• Job: Render every entry verbatim.

#### Supplied material

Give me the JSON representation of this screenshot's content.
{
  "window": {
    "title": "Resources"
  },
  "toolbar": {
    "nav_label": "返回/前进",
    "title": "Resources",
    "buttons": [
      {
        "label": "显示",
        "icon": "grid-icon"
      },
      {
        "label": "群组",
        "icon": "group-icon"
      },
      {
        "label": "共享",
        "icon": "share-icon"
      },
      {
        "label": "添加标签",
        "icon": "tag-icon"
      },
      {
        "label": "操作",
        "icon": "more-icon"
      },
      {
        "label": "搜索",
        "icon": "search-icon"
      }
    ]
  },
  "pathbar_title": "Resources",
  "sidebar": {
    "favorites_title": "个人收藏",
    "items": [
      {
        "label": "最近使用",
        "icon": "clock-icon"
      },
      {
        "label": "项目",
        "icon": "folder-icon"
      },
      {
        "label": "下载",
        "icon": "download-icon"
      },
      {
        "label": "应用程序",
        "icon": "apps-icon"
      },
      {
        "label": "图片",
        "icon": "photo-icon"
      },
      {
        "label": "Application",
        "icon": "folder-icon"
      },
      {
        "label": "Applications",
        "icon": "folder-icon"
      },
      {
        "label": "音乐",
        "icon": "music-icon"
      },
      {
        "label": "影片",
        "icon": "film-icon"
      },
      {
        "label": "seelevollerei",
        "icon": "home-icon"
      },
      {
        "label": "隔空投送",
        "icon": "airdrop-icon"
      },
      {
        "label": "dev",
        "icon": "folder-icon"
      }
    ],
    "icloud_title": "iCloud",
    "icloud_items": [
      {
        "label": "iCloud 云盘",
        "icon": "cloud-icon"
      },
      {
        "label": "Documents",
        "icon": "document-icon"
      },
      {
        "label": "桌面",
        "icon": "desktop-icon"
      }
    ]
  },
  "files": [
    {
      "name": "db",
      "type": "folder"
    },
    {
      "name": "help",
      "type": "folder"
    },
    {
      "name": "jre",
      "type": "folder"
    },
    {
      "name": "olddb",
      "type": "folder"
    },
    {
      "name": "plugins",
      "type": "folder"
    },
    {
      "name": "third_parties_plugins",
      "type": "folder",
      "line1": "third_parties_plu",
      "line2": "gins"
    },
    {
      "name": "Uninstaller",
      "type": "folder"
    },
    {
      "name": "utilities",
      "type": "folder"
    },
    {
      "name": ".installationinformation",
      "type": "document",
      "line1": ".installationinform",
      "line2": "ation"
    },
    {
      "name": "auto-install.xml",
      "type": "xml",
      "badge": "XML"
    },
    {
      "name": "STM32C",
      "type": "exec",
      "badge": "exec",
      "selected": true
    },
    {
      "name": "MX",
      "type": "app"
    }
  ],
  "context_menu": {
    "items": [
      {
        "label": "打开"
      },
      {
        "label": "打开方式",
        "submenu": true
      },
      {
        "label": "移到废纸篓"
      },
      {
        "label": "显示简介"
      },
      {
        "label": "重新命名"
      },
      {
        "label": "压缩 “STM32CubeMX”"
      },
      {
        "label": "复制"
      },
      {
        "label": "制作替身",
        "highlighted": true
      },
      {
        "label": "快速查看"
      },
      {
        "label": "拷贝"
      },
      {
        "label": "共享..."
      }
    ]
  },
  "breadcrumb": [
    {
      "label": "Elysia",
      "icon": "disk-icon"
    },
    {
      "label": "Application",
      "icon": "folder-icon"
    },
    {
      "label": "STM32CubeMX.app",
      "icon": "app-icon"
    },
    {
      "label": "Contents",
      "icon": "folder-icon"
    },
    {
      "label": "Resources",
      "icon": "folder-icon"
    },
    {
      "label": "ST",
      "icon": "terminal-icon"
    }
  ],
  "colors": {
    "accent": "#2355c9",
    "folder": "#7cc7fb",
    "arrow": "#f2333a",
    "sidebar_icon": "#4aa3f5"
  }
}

########

• Exercise solution:
Give me the JSON representation of this screenshot's content.
{
  "window": {
    "title": "Resources"
  },
  "toolbar": {
    "nav_label": "返回/前进",
    "title": "Resources",
    "buttons": [
      {
        "label": "显示",
        "icon": "grid-icon"
      },
      {
        "label": "群组",
        "icon": "group-icon"
      },
      {
        "label": "共享",
        "icon": "share-icon"
      },
      {
        "label": "添加标签",
        "icon": "tag-icon"
      },
      {
        "label": "操作",
        "icon": "more-icon"
      },
      {
        "label": "搜索",
        "icon": "search-icon"
      }
    ]
  },
  "pathbar_title": "Resources",
  "sidebar": {
    "favorites_title": "个人收藏",
    "items": [
      {
        "label": "最近使用",
        "icon": "clock-icon"
      },
      {
        "label": "项目",
        "icon": "folder-icon"
      },
      {
        "label": "下载",
        "icon": "download-icon"
      },
      {
        "label": "应用程序",
        "icon": "apps-icon"
      },
      {
        "label": "图片",
        "icon": "photo-icon"
      },
      {
        "label": "Application",
        "icon": "folder-icon"
      },
      {
        "label": "Applications",
        "icon": "folder-icon"
      },
      {
        "label": "音乐",
        "icon": "music-icon"
      },
      {
        "label": "影片",
        "icon": "film-icon"
      },
      {
        "label": "seelevollerei",
        "icon": "home-icon"
      },
      {
        "label": "隔空投送",
        "icon": "airdrop-icon"
      },
      {
        "label": "dev",
        "icon": "folder-icon"
      }
    ],
    "icloud_title": "iCloud",
    "icloud_items": [
      {
        "label": "iCloud 云盘",
        "icon": "cloud-icon"
      },
      {
        "label": "Documents",
        "icon": "document-icon"
      },
      {
        "label": "桌面",
        "icon": "desktop-icon"
      }
    ]
  },
  "files": [
    {
      "name": "db",
      "type": "folder"
    },
    {
      "name": "help",
      "type": "folder"
    },
    {
      "name": "jre",
      "type": "folder"
    },
    {
      "name": "olddb",
      "type": "folder"
    },
    {
      "name": "plugins",
      "type": "folder"
    },
    {
      "name": "third_parties_plugins",
      "type": "folder",
      "line1": "third_parties_plu",
      "line2": "gins"
    },
    {
      "name": "Uninstaller",
      "type": "folder"
    },
    {
      "name": "utilities",
      "type": "folder"
    },
    {
      "name": ".installationinformation",
      "type": "document",
      "line1": ".installationinform",
      "line2": "ation"
    },
    {
      "name": "auto-install.xml",
      "type": "xml",
      "badge": "XML"
    },
    {
      "name": "STM32C",
      "type": "exec",
      "badge": "exec",
      "selected": true
    },
    {
      "name": "MX",
      "type": "app"
    }
  ],
  "context_menu": {
    "items": [
      {
        "label": "打开"
      },
      {
        "label": "打开方式",
        "submenu": true
      },
      {
        "label": "移到废纸篓"
      },
      {
        "label": "显示简介"
      },
      {
        "label": "重新命名"
      },
      {
        "label": "压缩 “STM32CubeMX”"
      },
      {
        "label": "复制"
      },
      {
        "label": "制作替身",
        "highlighted": true
      },
      {
        "label": "快速查看"
      },
      {
        "label": "拷贝"
      },
      {
        "label": "共享..."
      }
    ]
  },
  "breadcrumb": [
    {
      "label": "Elysia",
      "icon": "disk-icon"
    },
    {
      "label": "Application",
      "icon": "folder-icon"
    },
    {
      "label": "STM32CubeMX.app",
      "icon": "app-icon"
    },
    {
      "label": "Contents",
      "icon": "folder-icon"
    },
    {
      "label": "Resources",
      "icon": "folder-icon"
    },
    {
      "label": "ST",
      "icon": "terminal-icon"
    }
  ],
  "colors": {
    "accent": "#2355c9",
    "folder": "#7cc7fb",
    "arrow": "#f2333a",
    "sidebar_icon": "#4aa3f5"
  }
}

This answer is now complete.